What you will do: Would you output the whole listing below, exactly as it reads?

· · ·

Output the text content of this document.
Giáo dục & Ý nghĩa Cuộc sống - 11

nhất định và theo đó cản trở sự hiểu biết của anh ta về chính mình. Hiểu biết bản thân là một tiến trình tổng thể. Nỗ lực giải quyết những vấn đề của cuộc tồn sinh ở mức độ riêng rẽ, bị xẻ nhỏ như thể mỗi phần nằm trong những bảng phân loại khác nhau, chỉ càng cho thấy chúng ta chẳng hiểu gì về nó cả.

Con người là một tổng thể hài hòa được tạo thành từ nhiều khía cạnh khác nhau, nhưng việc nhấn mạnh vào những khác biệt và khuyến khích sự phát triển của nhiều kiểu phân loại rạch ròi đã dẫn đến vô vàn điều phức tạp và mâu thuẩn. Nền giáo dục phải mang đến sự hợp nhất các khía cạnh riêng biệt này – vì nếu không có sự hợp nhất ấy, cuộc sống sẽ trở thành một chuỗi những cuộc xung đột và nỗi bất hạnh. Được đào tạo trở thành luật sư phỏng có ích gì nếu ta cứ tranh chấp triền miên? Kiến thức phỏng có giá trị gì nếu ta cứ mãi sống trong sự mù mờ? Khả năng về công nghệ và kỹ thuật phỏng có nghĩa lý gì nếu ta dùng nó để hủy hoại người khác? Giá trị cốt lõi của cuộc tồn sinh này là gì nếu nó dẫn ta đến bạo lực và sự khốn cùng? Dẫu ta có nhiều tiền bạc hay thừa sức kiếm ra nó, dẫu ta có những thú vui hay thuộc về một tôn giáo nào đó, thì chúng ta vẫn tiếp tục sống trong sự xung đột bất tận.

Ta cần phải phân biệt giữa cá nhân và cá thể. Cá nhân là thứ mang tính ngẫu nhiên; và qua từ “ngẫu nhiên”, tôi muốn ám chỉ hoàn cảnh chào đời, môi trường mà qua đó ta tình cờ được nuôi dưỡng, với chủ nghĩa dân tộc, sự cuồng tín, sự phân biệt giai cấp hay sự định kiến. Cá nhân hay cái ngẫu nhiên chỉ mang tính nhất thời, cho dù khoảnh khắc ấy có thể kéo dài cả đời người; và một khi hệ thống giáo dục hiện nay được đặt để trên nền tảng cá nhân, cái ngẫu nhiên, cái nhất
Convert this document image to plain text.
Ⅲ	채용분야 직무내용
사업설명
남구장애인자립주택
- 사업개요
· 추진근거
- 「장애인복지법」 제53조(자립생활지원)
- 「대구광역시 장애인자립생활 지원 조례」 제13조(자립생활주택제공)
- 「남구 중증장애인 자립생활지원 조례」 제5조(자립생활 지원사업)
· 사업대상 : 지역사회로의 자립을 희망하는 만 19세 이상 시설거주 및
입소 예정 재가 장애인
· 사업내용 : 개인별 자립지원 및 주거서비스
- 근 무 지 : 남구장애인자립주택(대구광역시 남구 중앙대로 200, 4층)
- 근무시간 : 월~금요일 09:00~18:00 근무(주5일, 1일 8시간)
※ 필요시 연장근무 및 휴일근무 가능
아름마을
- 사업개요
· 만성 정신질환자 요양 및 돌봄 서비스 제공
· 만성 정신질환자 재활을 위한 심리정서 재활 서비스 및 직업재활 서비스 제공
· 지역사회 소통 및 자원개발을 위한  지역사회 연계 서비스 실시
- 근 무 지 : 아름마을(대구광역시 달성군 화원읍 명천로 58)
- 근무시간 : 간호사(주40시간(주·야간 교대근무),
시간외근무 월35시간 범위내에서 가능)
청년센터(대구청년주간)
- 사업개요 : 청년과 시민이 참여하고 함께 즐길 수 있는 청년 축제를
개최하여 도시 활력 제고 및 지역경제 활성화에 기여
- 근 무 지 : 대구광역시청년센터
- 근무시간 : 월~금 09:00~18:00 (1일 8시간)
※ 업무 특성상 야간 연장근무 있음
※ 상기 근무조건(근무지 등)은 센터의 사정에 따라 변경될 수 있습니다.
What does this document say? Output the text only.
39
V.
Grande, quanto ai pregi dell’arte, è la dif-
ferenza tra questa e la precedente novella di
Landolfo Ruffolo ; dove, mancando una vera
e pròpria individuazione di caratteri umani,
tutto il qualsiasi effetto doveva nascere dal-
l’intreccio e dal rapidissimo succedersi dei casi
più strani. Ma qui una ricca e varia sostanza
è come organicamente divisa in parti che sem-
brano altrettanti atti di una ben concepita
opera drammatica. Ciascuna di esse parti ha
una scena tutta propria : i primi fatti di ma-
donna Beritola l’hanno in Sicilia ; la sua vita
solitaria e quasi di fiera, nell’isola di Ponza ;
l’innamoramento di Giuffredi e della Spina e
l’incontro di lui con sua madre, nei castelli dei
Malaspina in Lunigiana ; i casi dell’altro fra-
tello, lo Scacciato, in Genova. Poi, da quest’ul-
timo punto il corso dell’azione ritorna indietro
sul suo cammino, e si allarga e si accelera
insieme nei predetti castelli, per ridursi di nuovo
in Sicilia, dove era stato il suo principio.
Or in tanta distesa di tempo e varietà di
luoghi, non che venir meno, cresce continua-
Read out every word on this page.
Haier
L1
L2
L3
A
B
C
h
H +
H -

· · ·

Answer to the problem:
Output the text content of this document.
Giáo dục & Ý nghĩa Cuộc sống - 11

nhất định và theo đó cản trở sự hiểu biết của anh ta về chính mình. Hiểu biết bản thân là một tiến trình tổng thể. Nỗ lực giải quyết những vấn đề của cuộc tồn sinh ở mức độ riêng rẽ, bị xẻ nhỏ như thể mỗi phần nằm trong những bảng phân loại khác nhau, chỉ càng cho thấy chúng ta chẳng hiểu gì về nó cả.

Con người là một tổng thể hài hòa được tạo thành từ nhiều khía cạnh khác nhau, nhưng việc nhấn mạnh vào những khác biệt và khuyến khích sự phát triển của nhiều kiểu phân loại rạch ròi đã dẫn đến vô vàn điều phức tạp và mâu thuẩn. Nền giáo dục phải mang đến sự hợp nhất các khía cạnh riêng biệt này – vì nếu không có sự hợp nhất ấy, cuộc sống sẽ trở thành một chuỗi những cuộc xung đột và nỗi bất hạnh. Được đào tạo trở thành luật sư phỏng có ích gì nếu ta cứ tranh chấp triền miên? Kiến thức phỏng có giá trị gì nếu ta cứ mãi sống trong sự mù mờ? Khả năng về công nghệ và kỹ thuật phỏng có nghĩa lý gì nếu ta dùng nó để hủy hoại người khác? Giá trị cốt lõi của cuộc tồn sinh này là gì nếu nó dẫn ta đến bạo lực và sự khốn cùng? Dẫu ta có nhiều tiền bạc hay thừa sức kiếm ra nó, dẫu ta có những thú vui hay thuộc về một tôn giáo nào đó, thì chúng ta vẫn tiếp tục sống trong sự xung đột bất tận.

Ta cần phải phân biệt giữa cá nhân và cá thể. Cá nhân là thứ mang tính ngẫu nhiên; và qua từ “ngẫu nhiên”, tôi muốn ám chỉ hoàn cảnh chào đời, môi trường mà qua đó ta tình cờ được nuôi dưỡng, với chủ nghĩa dân tộc, sự cuồng tín, sự phân biệt giai cấp hay sự định kiến. Cá nhân hay cái ngẫu nhiên chỉ mang tính nhất thời, cho dù khoảnh khắc ấy có thể kéo dài cả đời người; và một khi hệ thống giáo dục hiện nay được đặt để trên nền tảng cá nhân, cái ngẫu nhiên, cái nhất
Convert this document image to plain text.
Ⅲ	채용분야 직무내용
사업설명
남구장애인자립주택
- 사업개요
· 추진근거
- 「장애인복지법」 제53조(자립생활지원)
- 「대구광역시 장애인자립생활 지원 조례」 제13조(자립생활주택제공)
- 「남구 중증장애인 자립생활지원 조례」 제5조(자립생활 지원사업)
· 사업대상 : 지역사회로의 자립을 희망하는 만 19세 이상 시설거주 및
입소 예정 재가 장애인
· 사업내용 : 개인별 자립지원 및 주거서비스
- 근 무 지 : 남구장애인자립주택(대구광역시 남구 중앙대로 200, 4층)
- 근무시간 : 월~금요일 09:00~18:00 근무(주5일, 1일 8시간)
※ 필요시 연장근무 및 휴일근무 가능
아름마을
- 사업개요
· 만성 정신질환자 요양 및 돌봄 서비스 제공
· 만성 정신질환자 재활을 위한 심리정서 재활 서비스 및 직업재활 서비스 제공
· 지역사회 소통 및 자원개발을 위한  지역사회 연계 서비스 실시
- 근 무 지 : 아름마을(대구광역시 달성군 화원읍 명천로 58)
- 근무시간 : 간호사(주40시간(주·야간 교대근무),
시간외근무 월35시간 범위내에서 가능)
청년센터(대구청년주간)
- 사업개요 : 청년과 시민이 참여하고 함께 즐길 수 있는 청년 축제를
개최하여 도시 활력 제고 및 지역경제 활성화에 기여
- 근 무 지 : 대구광역시청년센터
- 근무시간 : 월~금 09:00~18:00 (1일 8시간)
※ 업무 특성상 야간 연장근무 있음
※ 상기 근무조건(근무지 등)은 센터의 사정에 따라 변경될 수 있습니다.
What does this document say? Output the text only.
39
V.
Grande, quanto ai pregi dell’arte, è la dif-
ferenza tra questa e la precedente novella di
Landolfo Ruffolo ; dove, mancando una vera
e pròpria individuazione di caratteri umani,
tutto il qualsiasi effetto doveva nascere dal-
l’intreccio e dal rapidissimo succedersi dei casi
più strani. Ma qui una ricca e varia sostanza
è come organicamente divisa in parti che sem-
brano altrettanti atti di una ben concepita
opera drammatica. Ciascuna di esse parti ha
una scena tutta propria : i primi fatti di ma-
donna Beritola l’hanno in Sicilia ; la sua vita
solitaria e quasi di fiera, nell’isola di Ponza ;
l’innamoramento di Giuffredi e della Spina e
l’incontro di lui con sua madre, nei castelli dei
Malaspina in Lunigiana ; i casi dell’altro fra-
tello, lo Scacciato, in Genova. Poi, da quest’ul-
timo punto il corso dell’azione ritorna indietro
sul suo cammino, e si allarga e si accelera
insieme nei predetti castelli, per ridursi di nuovo
in Sicilia, dove era stato il suo principio.
Or in tanta distesa di tempo e varietà di
luoghi, non che venir meno, cresce continua-
Read out every word on this page.
Haier
L1
L2
L3
A
B
C
h
H +
H -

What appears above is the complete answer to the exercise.